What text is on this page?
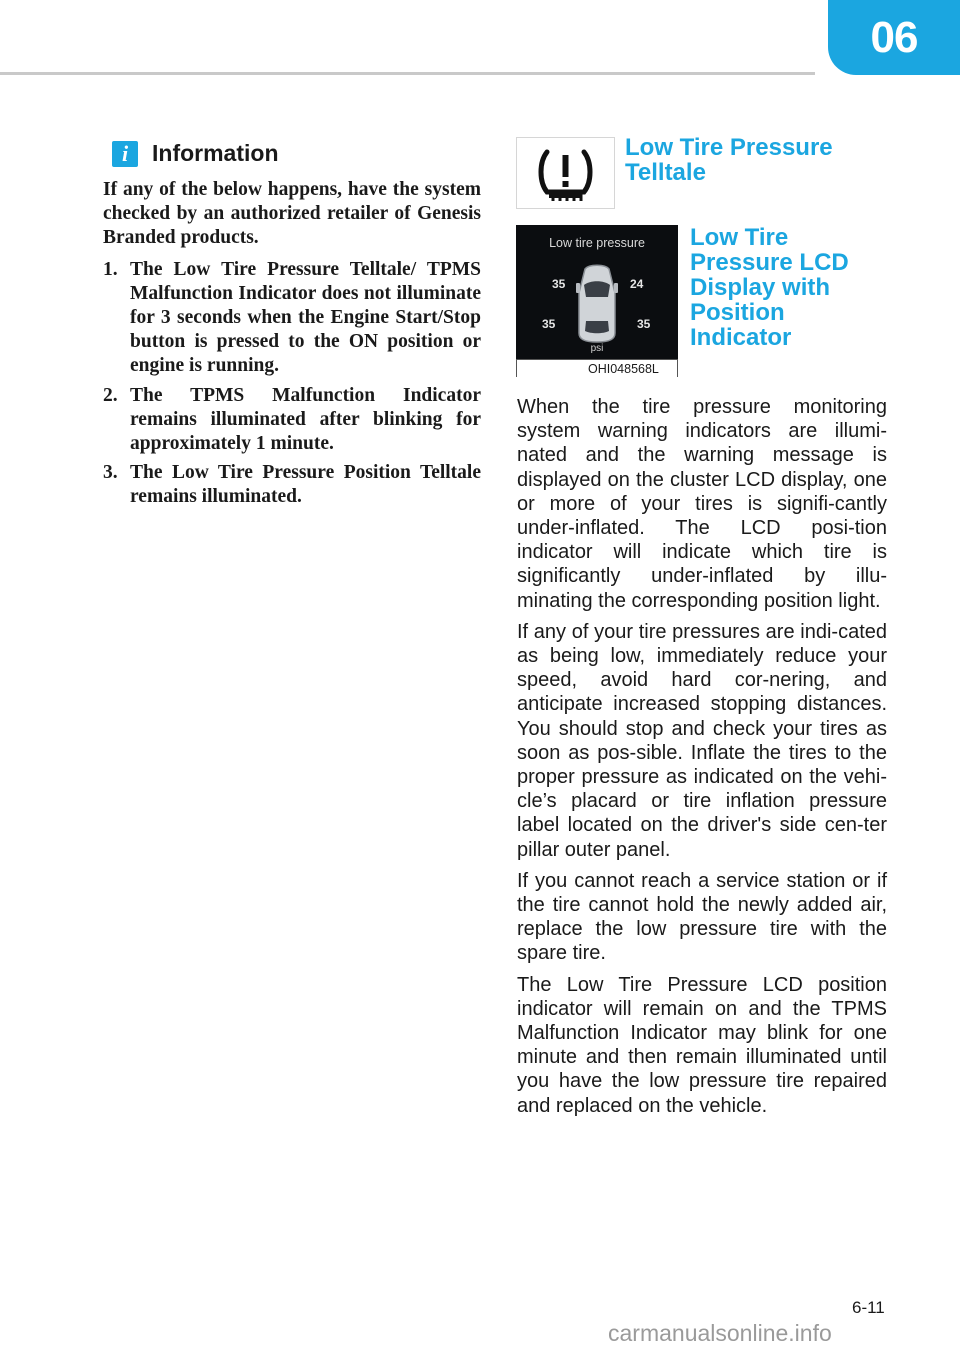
06
i	Information

If any of the below happens, have the system checked by an authorized retailer of Genesis Branded products.

1. The Low Tire Pressure Telltale/ TPMS Malfunction Indicator does not illuminate for 3 seconds when the Engine Start/Stop button is pressed to the ON position or engine is running.
2. The TPMS Malfunction Indicator remains illuminated after blinking for approximately 1 minute.
3. The Low Tire Pressure Position Telltale remains illuminated.
Low Tire Pressure
Telltale
Low tire pressure
35	24
35	35
psi
OHI048568L
Low Tire
Pressure LCD
Display with
Position
Indicator

When the tire pressure monitoring system warning indicators are illumi-nated and the warning message is displayed on the cluster LCD display, one or more of your tires is signifi-cantly under-inflated. The LCD posi-tion indicator will indicate which tire is significantly under-inflated by illu-minating the corresponding position light.

If any of your tire pressures are indi-cated as being low, immediately reduce your speed, avoid hard cor-nering, and anticipate increased stopping distances. You should stop and check your tires as soon as pos-sible. Inflate the tires to the proper pressure as indicated on the vehi-cle’s placard or tire inflation pressure label located on the driver's side cen-ter pillar outer panel.

If you cannot reach a service station or if the tire cannot hold the newly added air, replace the low pressure tire with the spare tire.

The Low Tire Pressure LCD position indicator will remain on and the TPMS Malfunction Indicator may blink for one minute and then remain illuminated until you have the low pressure tire repaired and replaced on the vehicle.

6-11
carmanualsonline.info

Action item.
The result should be a verbatim copy of the data, free of pictures.

Output for this task.
What text is on this page?
06
i	Information

If any of the below happens, have the system checked by an authorized retailer of Genesis Branded products.

1. The Low Tire Pressure Telltale/ TPMS Malfunction Indicator does not illuminate for 3 seconds when the Engine Start/Stop button is pressed to the ON position or engine is running.
2. The TPMS Malfunction Indicator remains illuminated after blinking for approximately 1 minute.
3. The Low Tire Pressure Position Telltale remains illuminated.
Low Tire Pressure
Telltale
Low tire pressure
35	24
35	35
psi
OHI048568L
Low Tire
Pressure LCD
Display with
Position
Indicator

When the tire pressure monitoring system warning indicators are illumi-nated and the warning message is displayed on the cluster LCD display, one or more of your tires is signifi-cantly under-inflated. The LCD posi-tion indicator will indicate which tire is significantly under-inflated by illu-minating the corresponding position light.

If any of your tire pressures are indi-cated as being low, immediately reduce your speed, avoid hard cor-nering, and anticipate increased stopping distances. You should stop and check your tires as soon as pos-sible. Inflate the tires to the proper pressure as indicated on the vehi-cle’s placard or tire inflation pressure label located on the driver's side cen-ter pillar outer panel.

If you cannot reach a service station or if the tire cannot hold the newly added air, replace the low pressure tire with the spare tire.

The Low Tire Pressure LCD position indicator will remain on and the TPMS Malfunction Indicator may blink for one minute and then remain illuminated until you have the low pressure tire repaired and replaced on the vehicle.

6-11
carmanualsonline.info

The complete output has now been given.